EXERCISE REQUIREMENTS:
Search the material for the string "this", then return every line where it is found.

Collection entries
-- Begin --

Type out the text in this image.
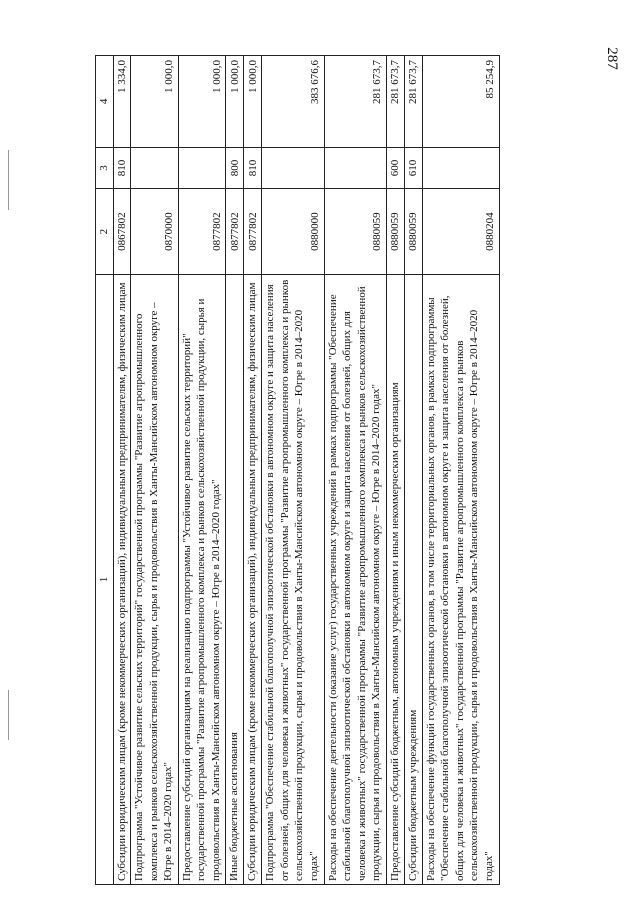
287
1	2	3	4
Субсидии юридическим лицам (кроме некоммерческих организаций), индивидуальным предпринимателям, физическим лицам	0867802	810	1 334,0
Подпрограмма "Устойчивое развитие сельских территорий" государственной программы "Развитие агропромышленного комплекса и рынков сельскохозяйственной продукции, сырья и продовольствия в Ханты-Мансийском автономном округе – Югре в 2014–2020 годах"	0870000		1 000,0
Предоставление субсидий организациям на реализацию подпрограммы "Устойчивое развитие сельских территорий" государственной программы "Развитие агропромышленного комплекса и рынков сельскохозяйственной продукции, сырья и продовольствия в Ханты-Мансийском автономном округе – Югре в 2014–2020 годах"	0877802		1 000,0
Иные бюджетные ассигнования	0877802	800	1 000,0
Субсидии юридическим лицам (кроме некоммерческих организаций), индивидуальным предпринимателям, физическим лицам	0877802	810	1 000,0
Подпрограмма "Обеспечение стабильной благополучной эпизоотической обстановки в автономном округе и защита населения от болезней, общих для человека и животных" государственной программы "Развитие агропромышленного комплекса и рынков сельскохозяйственной продукции, сырья и продовольствия в Ханты-Мансийском автономном округе – Югре в 2014–2020 годах"	0880000		383 676,6
Расходы на обеспечение деятельности (оказание услуг) государственных учреждений в рамках подпрограммы "Обеспечение стабильной благополучной эпизоотической обстановки в автономном округе и защита населения от болезней, общих для человека и животных" государственной программы "Развитие агропромышленного комплекса и рынков сельскохозяйственной продукции, сырья и продовольствия в Ханты-Мансийском автономном округе – Югре в 2014–2020 годах"	0880059		281 673,7
Предоставление субсидий бюджетным, автономным учреждениям и иным некоммерческим организациям	0880059	600	281 673,7
Субсидии бюджетным учреждениям	0880059	610	281 673,7
Расходы на обеспечение функций государственных органов, в том числе территориальных органов, в рамках подпрограммы "Обеспечение стабильной благополучной эпизоотической обстановки в автономном округе и защита населения от болезней, общих для человека и животных" государственной программы "Развитие агропромышленного комплекса и рынков сельскохозяйственной продукции, сырья и продовольствия в Ханты-Мансийском автономном округе – Югре в 2014–2020 годах"	0880204		85 254,9
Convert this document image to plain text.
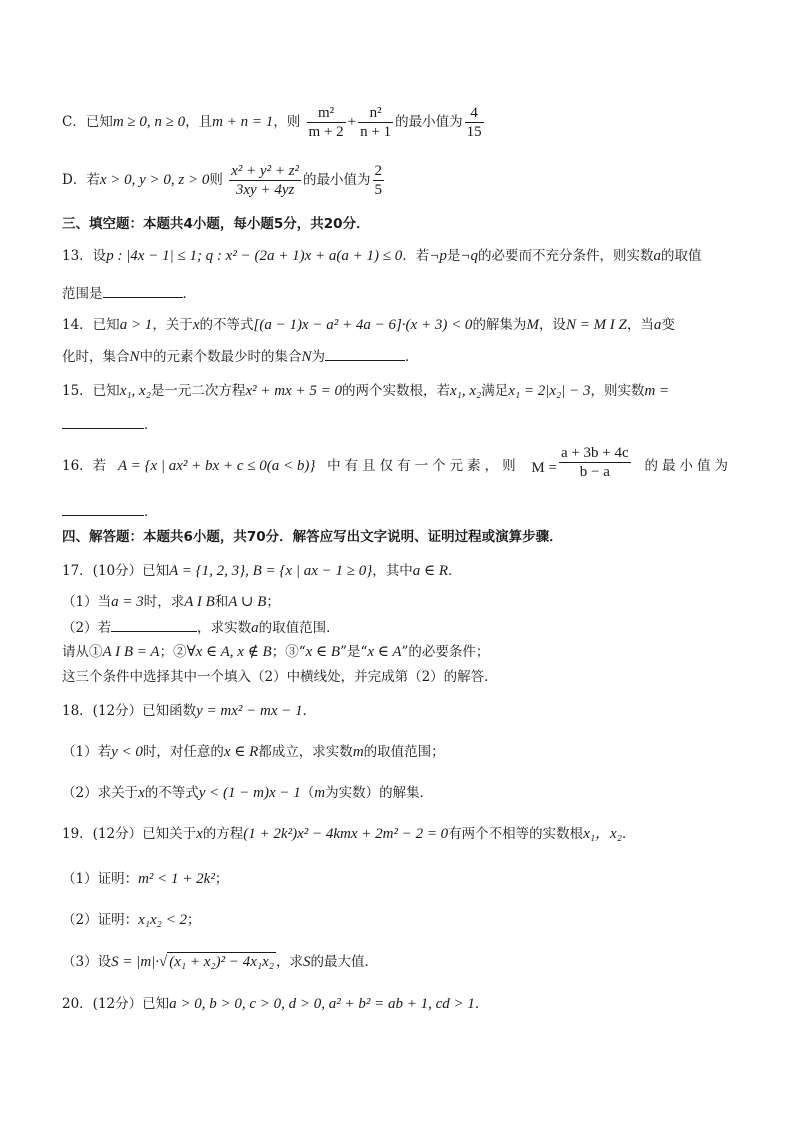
C．已知m ≥ 0, n ≥ 0，且m + n = 1，则 $\frac{\text{m²}}{m + 2} + \frac{\text{n²}}{n + 1}$ 的最小值为 $\frac{4}{15}$
D．若x > 0, y > 0, z > 0则 $\frac{\text{x² + y² + z²}}{3xy + 4yz}$ 的最小值为 $\frac{2}{5}$
三、填空题：本题共4小题，每小题5分，共20分．
13．设p : |4x − 1| ≤ 1; q : x² − (2a + 1)x + a(a + 1) ≤ 0．若¬p是¬q的必要而不充分条件，则实数a的取值
范围是	．
14．已知a > 1，关于x的不等式[(a − 1)x − a² + 4a − 6]·(x + 3) < 0的解集为M，设N = M I Z，当a变
化时，集合N中的元素个数最少时的集合N为	．
15．已知x₁, x₂是一元二次方程x² + mx + 5 = 0的两个实数根，若x₁, x₂满足x₁ = 2|x₂| − 3，则实数m =
．
16．若 A = {x | ax² + bx + c ≤ 0(a < b)} 中有且仅有一个元素，则 $M = \frac{a + 3b + 4c}{b - a}$ 的最小值为
．
四、解答题：本题共6小题，共70分．解答应写出文字说明、证明过程或演算步骤．
17．(10分）已知A = {1, 2, 3}, B = {x | ax − 1 ≥ 0}，其中a ∈ R．
（1）当a = 3时，求A I B和A ∪ B；
（2）若	，求实数a的取值范围．
请从①A I B = A；②∀x ∈ A, x ∉ B；③“x ∈ B”是“x ∈ A”的必要条件；
这三个条件中选择其中一个填入（2）中横线处，并完成第（2）的解答．
18．(12分）已知函数y = mx² − mx − 1．
（1）若y < 0时，对任意的x ∈ R都成立，求实数m的取值范围；
（2）求关于x的不等式y < (1 − m)x − 1（m为实数）的解集．
19．(12分）已知关于x的方程(1 + 2k²)x² − 4kmx + 2m² − 2 = 0有两个不相等的实数根x₁，x₂．
（1）证明：m² < 1 + 2k²；
（2）证明：x₁x₂ < 2；
（3）设S = |m|·√ (x₁ + x₂)² − 4x₁x₂ ，求S的最大值．
20．(12分）已知a > 0, b > 0, c > 0, d > 0, a² + b² = ab + 1, cd > 1．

-- End --

WRITTEN REPLY:
Type out the text in this image.
Convert this document image to plain text.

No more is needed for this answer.